▶ **STORED RECORDS**

-.-.-

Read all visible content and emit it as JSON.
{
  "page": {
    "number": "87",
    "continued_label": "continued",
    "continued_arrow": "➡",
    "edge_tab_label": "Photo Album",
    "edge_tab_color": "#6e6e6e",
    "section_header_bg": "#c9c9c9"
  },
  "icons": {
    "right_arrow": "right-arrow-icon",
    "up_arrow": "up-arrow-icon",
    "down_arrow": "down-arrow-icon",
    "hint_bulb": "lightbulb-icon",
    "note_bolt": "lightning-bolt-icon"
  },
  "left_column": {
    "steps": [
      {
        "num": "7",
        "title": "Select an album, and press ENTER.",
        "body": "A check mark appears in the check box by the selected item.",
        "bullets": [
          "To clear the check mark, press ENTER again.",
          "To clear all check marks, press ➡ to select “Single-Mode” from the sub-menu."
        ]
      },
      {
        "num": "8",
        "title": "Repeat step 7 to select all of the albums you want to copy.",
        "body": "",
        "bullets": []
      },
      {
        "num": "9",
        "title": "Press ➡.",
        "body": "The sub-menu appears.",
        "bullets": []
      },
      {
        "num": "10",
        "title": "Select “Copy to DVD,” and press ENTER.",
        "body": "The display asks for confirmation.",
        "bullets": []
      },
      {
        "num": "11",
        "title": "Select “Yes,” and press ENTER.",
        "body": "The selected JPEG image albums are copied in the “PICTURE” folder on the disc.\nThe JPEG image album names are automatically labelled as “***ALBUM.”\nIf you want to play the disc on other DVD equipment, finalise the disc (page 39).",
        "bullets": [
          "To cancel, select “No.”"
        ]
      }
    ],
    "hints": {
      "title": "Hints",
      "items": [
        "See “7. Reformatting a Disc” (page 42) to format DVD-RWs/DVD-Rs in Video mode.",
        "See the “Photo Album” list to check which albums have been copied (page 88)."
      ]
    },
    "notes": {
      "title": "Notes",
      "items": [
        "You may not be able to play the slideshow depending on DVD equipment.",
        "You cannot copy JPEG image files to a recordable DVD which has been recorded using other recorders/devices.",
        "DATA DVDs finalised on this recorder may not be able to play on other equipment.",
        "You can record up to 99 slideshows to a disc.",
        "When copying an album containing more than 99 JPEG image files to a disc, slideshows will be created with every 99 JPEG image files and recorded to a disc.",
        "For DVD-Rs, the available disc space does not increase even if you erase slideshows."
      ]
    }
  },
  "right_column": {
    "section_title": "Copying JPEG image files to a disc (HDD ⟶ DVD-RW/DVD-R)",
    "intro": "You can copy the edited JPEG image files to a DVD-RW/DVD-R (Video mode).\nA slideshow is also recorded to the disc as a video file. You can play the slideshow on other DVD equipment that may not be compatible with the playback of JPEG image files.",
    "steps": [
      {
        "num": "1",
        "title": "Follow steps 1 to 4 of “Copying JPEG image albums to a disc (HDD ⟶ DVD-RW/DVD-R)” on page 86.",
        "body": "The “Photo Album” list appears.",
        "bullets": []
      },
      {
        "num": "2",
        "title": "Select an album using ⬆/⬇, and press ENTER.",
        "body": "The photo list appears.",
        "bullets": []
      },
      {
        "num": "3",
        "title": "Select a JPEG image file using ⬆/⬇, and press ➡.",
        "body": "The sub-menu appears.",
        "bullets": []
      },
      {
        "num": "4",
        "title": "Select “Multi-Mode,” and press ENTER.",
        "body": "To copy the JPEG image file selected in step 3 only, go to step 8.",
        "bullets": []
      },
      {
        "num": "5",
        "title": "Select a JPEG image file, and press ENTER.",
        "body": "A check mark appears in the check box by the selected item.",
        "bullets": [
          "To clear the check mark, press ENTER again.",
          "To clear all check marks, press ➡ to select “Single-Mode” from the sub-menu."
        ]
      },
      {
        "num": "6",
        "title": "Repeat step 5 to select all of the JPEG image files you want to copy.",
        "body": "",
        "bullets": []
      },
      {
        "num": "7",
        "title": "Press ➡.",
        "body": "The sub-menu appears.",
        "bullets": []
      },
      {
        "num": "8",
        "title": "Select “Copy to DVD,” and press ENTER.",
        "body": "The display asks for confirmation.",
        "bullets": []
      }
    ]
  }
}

-.-.-

▶ **DIRECTIONS**
Produce an exact copy of all the records.

▶ **EXPECTED ANSWER**
Read all visible content and emit it as JSON.
{
  "page": {
    "number": "87",
    "continued_label": "continued",
    "continued_arrow": "➡",
    "edge_tab_label": "Photo Album",
    "edge_tab_color": "#6e6e6e",
    "section_header_bg": "#c9c9c9"
  },
  "icons": {
    "right_arrow": "right-arrow-icon",
    "up_arrow": "up-arrow-icon",
    "down_arrow": "down-arrow-icon",
    "hint_bulb": "lightbulb-icon",
    "note_bolt": "lightning-bolt-icon"
  },
  "left_column": {
    "steps": [
      {
        "num": "7",
        "title": "Select an album, and press ENTER.",
        "body": "A check mark appears in the check box by the selected item.",
        "bullets": [
          "To clear the check mark, press ENTER again.",
          "To clear all check marks, press ➡ to select “Single-Mode” from the sub-menu."
        ]
      },
      {
        "num": "8",
        "title": "Repeat step 7 to select all of the albums you want to copy.",
        "body": "",
        "bullets": []
      },
      {
        "num": "9",
        "title": "Press ➡.",
        "body": "The sub-menu appears.",
        "bullets": []
      },
      {
        "num": "10",
        "title": "Select “Copy to DVD,” and press ENTER.",
        "body": "The display asks for confirmation.",
        "bullets": []
      },
      {
        "num": "11",
        "title": "Select “Yes,” and press ENTER.",
        "body": "The selected JPEG image albums are copied in the “PICTURE” folder on the disc.\nThe JPEG image album names are automatically labelled as “***ALBUM.”\nIf you want to play the disc on other DVD equipment, finalise the disc (page 39).",
        "bullets": [
          "To cancel, select “No.”"
        ]
      }
    ],
    "hints": {
      "title": "Hints",
      "items": [
        "See “7. Reformatting a Disc” (page 42) to format DVD-RWs/DVD-Rs in Video mode.",
        "See the “Photo Album” list to check which albums have been copied (page 88)."
      ]
    },
    "notes": {
      "title": "Notes",
      "items": [
        "You may not be able to play the slideshow depending on DVD equipment.",
        "You cannot copy JPEG image files to a recordable DVD which has been recorded using other recorders/devices.",
        "DATA DVDs finalised on this recorder may not be able to play on other equipment.",
        "You can record up to 99 slideshows to a disc.",
        "When copying an album containing more than 99 JPEG image files to a disc, slideshows will be created with every 99 JPEG image files and recorded to a disc.",
        "For DVD-Rs, the available disc space does not increase even if you erase slideshows."
      ]
    }
  },
  "right_column": {
    "section_title": "Copying JPEG image files to a disc (HDD ⟶ DVD-RW/DVD-R)",
    "intro": "You can copy the edited JPEG image files to a DVD-RW/DVD-R (Video mode).\nA slideshow is also recorded to the disc as a video file. You can play the slideshow on other DVD equipment that may not be compatible with the playback of JPEG image files.",
    "steps": [
      {
        "num": "1",
        "title": "Follow steps 1 to 4 of “Copying JPEG image albums to a disc (HDD ⟶ DVD-RW/DVD-R)” on page 86.",
        "body": "The “Photo Album” list appears.",
        "bullets": []
      },
      {
        "num": "2",
        "title": "Select an album using ⬆/⬇, and press ENTER.",
        "body": "The photo list appears.",
        "bullets": []
      },
      {
        "num": "3",
        "title": "Select a JPEG image file using ⬆/⬇, and press ➡.",
        "body": "The sub-menu appears.",
        "bullets": []
      },
      {
        "num": "4",
        "title": "Select “Multi-Mode,” and press ENTER.",
        "body": "To copy the JPEG image file selected in step 3 only, go to step 8.",
        "bullets": []
      },
      {
        "num": "5",
        "title": "Select a JPEG image file, and press ENTER.",
        "body": "A check mark appears in the check box by the selected item.",
        "bullets": [
          "To clear the check mark, press ENTER again.",
          "To clear all check marks, press ➡ to select “Single-Mode” from the sub-menu."
        ]
      },
      {
        "num": "6",
        "title": "Repeat step 5 to select all of the JPEG image files you want to copy.",
        "body": "",
        "bullets": []
      },
      {
        "num": "7",
        "title": "Press ➡.",
        "body": "The sub-menu appears.",
        "bullets": []
      },
      {
        "num": "8",
        "title": "Select “Copy to DVD,” and press ENTER.",
        "body": "The display asks for confirmation.",
        "bullets": []
      }
    ]
  }
}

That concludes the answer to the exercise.